- [WHAT TO DO] Your task is to output the entries below word for word.

- [DATA SHOWN]

--- start ---

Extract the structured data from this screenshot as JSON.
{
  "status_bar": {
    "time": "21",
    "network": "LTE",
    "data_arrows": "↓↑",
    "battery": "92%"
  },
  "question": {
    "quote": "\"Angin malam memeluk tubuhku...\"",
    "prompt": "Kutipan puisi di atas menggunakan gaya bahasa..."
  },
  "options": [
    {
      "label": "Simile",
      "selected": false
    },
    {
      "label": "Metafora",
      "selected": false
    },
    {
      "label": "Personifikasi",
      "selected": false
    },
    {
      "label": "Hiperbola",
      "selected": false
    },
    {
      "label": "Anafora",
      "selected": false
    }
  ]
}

--- end ---

- [SOLVED PROBLEM]
Extract the structured data from this screenshot as JSON.
{
  "status_bar": {
    "time": "21",
    "network": "LTE",
    "data_arrows": "↓↑",
    "battery": "92%"
  },
  "question": {
    "quote": "\"Angin malam memeluk tubuhku...\"",
    "prompt": "Kutipan puisi di atas menggunakan gaya bahasa..."
  },
  "options": [
    {
      "label": "Simile",
      "selected": false
    },
    {
      "label": "Metafora",
      "selected": false
    },
    {
      "label": "Personifikasi",
      "selected": false
    },
    {
      "label": "Hiperbola",
      "selected": false
    },
    {
      "label": "Anafora",
      "selected": false
    }
  ]
}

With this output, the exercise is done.